Return all of the data exactly as given.

-- Begin Stored data --

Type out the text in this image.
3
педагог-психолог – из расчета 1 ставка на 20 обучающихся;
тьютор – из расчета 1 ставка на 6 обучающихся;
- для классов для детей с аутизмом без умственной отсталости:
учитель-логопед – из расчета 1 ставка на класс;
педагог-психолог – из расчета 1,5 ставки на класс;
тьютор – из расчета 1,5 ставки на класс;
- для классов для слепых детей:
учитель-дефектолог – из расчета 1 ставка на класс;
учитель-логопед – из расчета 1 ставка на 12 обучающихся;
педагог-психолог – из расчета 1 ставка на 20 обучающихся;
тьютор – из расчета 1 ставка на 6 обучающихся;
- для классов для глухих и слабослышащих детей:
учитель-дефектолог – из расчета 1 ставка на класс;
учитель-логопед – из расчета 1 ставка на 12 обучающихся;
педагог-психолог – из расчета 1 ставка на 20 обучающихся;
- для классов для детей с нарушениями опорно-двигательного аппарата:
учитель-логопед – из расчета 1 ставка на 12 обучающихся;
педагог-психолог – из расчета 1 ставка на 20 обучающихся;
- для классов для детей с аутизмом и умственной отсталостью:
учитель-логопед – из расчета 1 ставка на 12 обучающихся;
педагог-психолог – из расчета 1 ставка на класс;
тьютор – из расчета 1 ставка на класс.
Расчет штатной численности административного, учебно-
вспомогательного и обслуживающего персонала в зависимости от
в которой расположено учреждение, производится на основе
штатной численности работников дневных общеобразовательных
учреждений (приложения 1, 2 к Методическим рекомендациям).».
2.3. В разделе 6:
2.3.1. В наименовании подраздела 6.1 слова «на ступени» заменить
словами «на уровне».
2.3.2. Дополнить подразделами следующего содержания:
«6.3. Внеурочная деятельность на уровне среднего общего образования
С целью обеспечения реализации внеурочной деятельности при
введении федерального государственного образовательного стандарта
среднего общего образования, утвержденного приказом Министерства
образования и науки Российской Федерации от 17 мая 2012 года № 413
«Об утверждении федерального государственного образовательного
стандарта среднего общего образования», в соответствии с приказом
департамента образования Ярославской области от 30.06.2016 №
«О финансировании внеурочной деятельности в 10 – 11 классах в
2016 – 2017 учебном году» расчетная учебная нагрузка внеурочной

-- End Stored data --

- **Complete answer**:
Type out the text in this image.
3
педагог-психолог – из расчета 1 ставка на 20 обучающихся;
тьютор – из расчета 1 ставка на 6 обучающихся;
- для классов для детей с аутизмом без умственной отсталости:
учитель-логопед – из расчета 1 ставка на класс;
педагог-психолог – из расчета 1,5 ставки на класс;
тьютор – из расчета 1,5 ставки на класс;
- для классов для слепых детей:
учитель-дефектолог – из расчета 1 ставка на класс;
учитель-логопед – из расчета 1 ставка на 12 обучающихся;
педагог-психолог – из расчета 1 ставка на 20 обучающихся;
тьютор – из расчета 1 ставка на 6 обучающихся;
- для классов для глухих и слабослышащих детей:
учитель-дефектолог – из расчета 1 ставка на класс;
учитель-логопед – из расчета 1 ставка на 12 обучающихся;
педагог-психолог – из расчета 1 ставка на 20 обучающихся;
- для классов для детей с нарушениями опорно-двигательного аппарата:
учитель-логопед – из расчета 1 ставка на 12 обучающихся;
педагог-психолог – из расчета 1 ставка на 20 обучающихся;
- для классов для детей с аутизмом и умственной отсталостью:
учитель-логопед – из расчета 1 ставка на 12 обучающихся;
педагог-психолог – из расчета 1 ставка на класс;
тьютор – из расчета 1 ставка на класс.
Расчет штатной численности административного, учебно-
вспомогательного и обслуживающего персонала в зависимости от
в которой расположено учреждение, производится на основе
штатной численности работников дневных общеобразовательных
учреждений (приложения 1, 2 к Методическим рекомендациям).».
2.3. В разделе 6:
2.3.1. В наименовании подраздела 6.1 слова «на ступени» заменить
словами «на уровне».
2.3.2. Дополнить подразделами следующего содержания:
«6.3. Внеурочная деятельность на уровне среднего общего образования
С целью обеспечения реализации внеурочной деятельности при
введении федерального государственного образовательного стандарта
среднего общего образования, утвержденного приказом Министерства
образования и науки Российской Федерации от 17 мая 2012 года № 413
«Об утверждении федерального государственного образовательного
стандарта среднего общего образования», в соответствии с приказом
департамента образования Ярославской области от 30.06.2016 №
«О финансировании внеурочной деятельности в 10 – 11 классах в
2016 – 2017 учебном году» расчетная учебная нагрузка внеурочной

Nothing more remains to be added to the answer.